DATA FOR THIS EXERCISE
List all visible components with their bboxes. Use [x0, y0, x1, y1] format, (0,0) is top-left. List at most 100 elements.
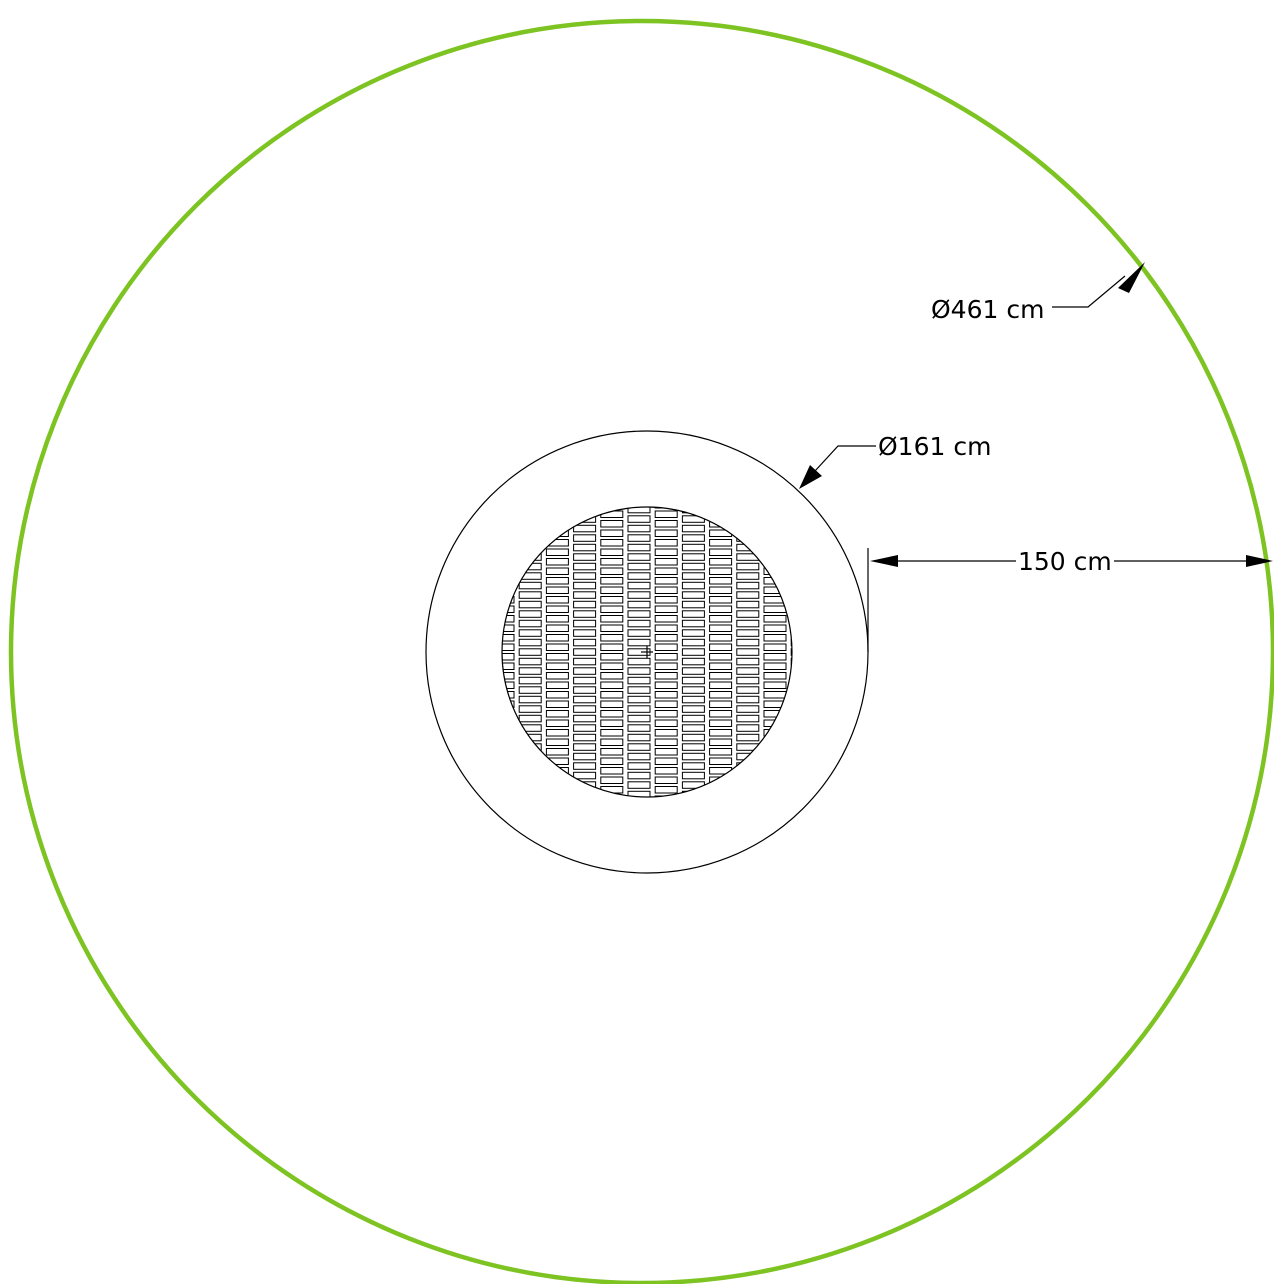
brick-tile [763, 748, 787, 756]
brick-tile [627, 667, 651, 675]
brick-tile [654, 681, 678, 689]
ring-diameter-leader [799, 445, 876, 489]
brick-tile [518, 705, 542, 713]
brick-tile [627, 762, 651, 770]
brick-tile [763, 643, 787, 651]
brick-tile [763, 681, 787, 689]
brick-tile [709, 615, 733, 623]
clearance-dimension [867, 548, 1273, 652]
brick-tile [681, 572, 705, 580]
brick-tile [502, 548, 515, 556]
brick-tile [600, 719, 624, 727]
brick-tile [502, 729, 515, 737]
brick-tile [627, 686, 651, 694]
brick-tile [709, 529, 733, 537]
brick-tile [790, 676, 792, 685]
brick-tile [518, 524, 542, 533]
brick-tile [545, 605, 569, 613]
brick-tile [654, 510, 678, 518]
brick-tile [736, 619, 760, 628]
brick-tile [545, 795, 569, 797]
brick-tile [518, 629, 542, 637]
brick-tile [790, 790, 792, 797]
brick-tile [763, 558, 787, 566]
brick-tile [763, 776, 787, 784]
brick-tile [600, 748, 624, 756]
brick-tile [545, 643, 569, 651]
center-mark [641, 646, 653, 658]
brick-tile [709, 691, 733, 699]
brick-tile [763, 634, 787, 642]
brick-tile [573, 619, 597, 628]
brick-tile [600, 662, 624, 670]
brick-tile [627, 610, 651, 618]
brick-tile [627, 790, 651, 797]
brick-tile [573, 572, 597, 580]
brick-tile [518, 610, 542, 618]
brick-tile [545, 558, 569, 566]
brick-tile [764, 806, 786, 813]
brick-tile [627, 752, 651, 761]
brick-tile [573, 648, 597, 656]
brick-tile [600, 786, 624, 794]
brick-tile [654, 672, 678, 680]
brick-tile [681, 686, 705, 694]
brick-tile [763, 710, 787, 718]
outer-diameter-leader [1052, 262, 1145, 308]
brick-tile [502, 776, 515, 784]
brick-tile [790, 752, 792, 761]
brick-tile [492, 492, 514, 499]
brick-tile [736, 657, 760, 666]
brick-tile [545, 624, 569, 632]
brick-tile [681, 610, 705, 618]
brick-tile [790, 524, 792, 533]
brick-tile [573, 600, 597, 609]
brick-tile [790, 762, 792, 770]
brick-tile [627, 695, 651, 704]
brick-tile [736, 515, 760, 523]
brick-tile [627, 600, 651, 609]
brick-tile [681, 762, 705, 770]
brick-tile [502, 786, 515, 794]
brick-tile [519, 497, 541, 504]
brick-tile [545, 700, 569, 708]
brick-tile [736, 771, 760, 780]
brick-tile [545, 507, 569, 509]
brick-tile [709, 795, 733, 797]
brick-tile [682, 801, 704, 808]
brick-tile [573, 790, 597, 797]
brick-tile [736, 581, 760, 590]
brick-tile [573, 591, 597, 599]
brick-tile [763, 605, 787, 613]
brick-tile [600, 605, 624, 613]
brick-tile [681, 743, 705, 751]
brick-tile [681, 534, 705, 542]
brick-tile [573, 534, 597, 542]
brick-tile [573, 610, 597, 618]
brick-tile [709, 507, 733, 509]
brick-tile [573, 581, 597, 590]
brick-tile [518, 667, 542, 675]
brick-tile [545, 691, 569, 699]
brick-tile [654, 786, 678, 794]
brick-tile [681, 581, 705, 590]
brick-tile [502, 691, 515, 699]
brick-tile [736, 695, 760, 704]
brick-tile [709, 605, 733, 613]
brick-tile [600, 795, 624, 797]
brick-tile [600, 529, 624, 537]
brick-tile [545, 548, 569, 556]
brick-tile [545, 786, 569, 794]
brick-tile [681, 705, 705, 713]
brick-tile [736, 781, 760, 789]
brick-tile [654, 767, 678, 775]
safety-zone-circle [8, 18, 1274, 1284]
brick-tile [573, 553, 597, 561]
brick-tile [709, 577, 733, 585]
brick-tile [681, 638, 705, 647]
brick-tile [627, 524, 651, 533]
brick-tile [518, 714, 542, 723]
brick-tile [763, 672, 787, 680]
brick-tile [518, 790, 542, 797]
brick-tile [763, 510, 787, 518]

SHORT PROBLEM
Retype all of the rows above line for line without changing anything, and leave out the picture.

WRITTEN REPLY
List all visible components with their bboxes. Use [x0, y0, x1, y1] format, (0,0) is top-left. List at most 100 elements.
brick-tile [763, 748, 787, 756]
brick-tile [627, 667, 651, 675]
brick-tile [654, 681, 678, 689]
ring-diameter-leader [799, 445, 876, 489]
brick-tile [518, 705, 542, 713]
brick-tile [627, 762, 651, 770]
brick-tile [763, 643, 787, 651]
brick-tile [763, 681, 787, 689]
brick-tile [709, 615, 733, 623]
clearance-dimension [867, 548, 1273, 652]
brick-tile [681, 572, 705, 580]
brick-tile [502, 548, 515, 556]
brick-tile [600, 719, 624, 727]
brick-tile [502, 729, 515, 737]
brick-tile [627, 686, 651, 694]
brick-tile [709, 529, 733, 537]
brick-tile [790, 676, 792, 685]
brick-tile [518, 524, 542, 533]
brick-tile [545, 605, 569, 613]
brick-tile [654, 510, 678, 518]
brick-tile [736, 619, 760, 628]
brick-tile [545, 795, 569, 797]
brick-tile [518, 629, 542, 637]
brick-tile [790, 790, 792, 797]
brick-tile [763, 558, 787, 566]
brick-tile [763, 776, 787, 784]
brick-tile [600, 748, 624, 756]
brick-tile [545, 643, 569, 651]
center-mark [641, 646, 653, 658]
brick-tile [709, 691, 733, 699]
brick-tile [763, 634, 787, 642]
brick-tile [573, 619, 597, 628]
brick-tile [600, 662, 624, 670]
brick-tile [627, 610, 651, 618]
brick-tile [627, 790, 651, 797]
brick-tile [573, 572, 597, 580]
brick-tile [518, 610, 542, 618]
brick-tile [545, 558, 569, 566]
brick-tile [764, 806, 786, 813]
brick-tile [627, 752, 651, 761]
brick-tile [573, 648, 597, 656]
brick-tile [600, 786, 624, 794]
brick-tile [654, 672, 678, 680]
brick-tile [681, 686, 705, 694]
brick-tile [763, 710, 787, 718]
outer-diameter-leader [1052, 262, 1145, 308]
brick-tile [502, 776, 515, 784]
brick-tile [790, 752, 792, 761]
brick-tile [492, 492, 514, 499]
brick-tile [736, 657, 760, 666]
brick-tile [545, 624, 569, 632]
brick-tile [681, 610, 705, 618]
brick-tile [790, 524, 792, 533]
brick-tile [573, 600, 597, 609]
brick-tile [790, 762, 792, 770]
brick-tile [627, 695, 651, 704]
brick-tile [736, 515, 760, 523]
brick-tile [627, 600, 651, 609]
brick-tile [681, 762, 705, 770]
brick-tile [502, 786, 515, 794]
brick-tile [519, 497, 541, 504]
brick-tile [545, 700, 569, 708]
brick-tile [736, 771, 760, 780]
brick-tile [545, 507, 569, 509]
brick-tile [709, 795, 733, 797]
brick-tile [682, 801, 704, 808]
brick-tile [573, 790, 597, 797]
brick-tile [736, 581, 760, 590]
brick-tile [573, 591, 597, 599]
brick-tile [763, 605, 787, 613]
brick-tile [600, 605, 624, 613]
brick-tile [681, 743, 705, 751]
brick-tile [681, 534, 705, 542]
brick-tile [573, 534, 597, 542]
brick-tile [573, 610, 597, 618]
brick-tile [709, 507, 733, 509]
brick-tile [573, 581, 597, 590]
brick-tile [518, 667, 542, 675]
brick-tile [545, 691, 569, 699]
brick-tile [654, 786, 678, 794]
brick-tile [681, 581, 705, 590]
brick-tile [502, 691, 515, 699]
brick-tile [736, 695, 760, 704]
brick-tile [709, 605, 733, 613]
brick-tile [600, 795, 624, 797]
brick-tile [600, 529, 624, 537]
brick-tile [545, 548, 569, 556]
brick-tile [545, 786, 569, 794]
brick-tile [681, 705, 705, 713]
brick-tile [736, 781, 760, 789]
brick-tile [654, 767, 678, 775]
safety-zone-circle [8, 18, 1274, 1284]
brick-tile [573, 553, 597, 561]
brick-tile [709, 577, 733, 585]
brick-tile [681, 638, 705, 647]
brick-tile [627, 524, 651, 533]
brick-tile [518, 714, 542, 723]
brick-tile [763, 672, 787, 680]
brick-tile [518, 790, 542, 797]
brick-tile [763, 510, 787, 518]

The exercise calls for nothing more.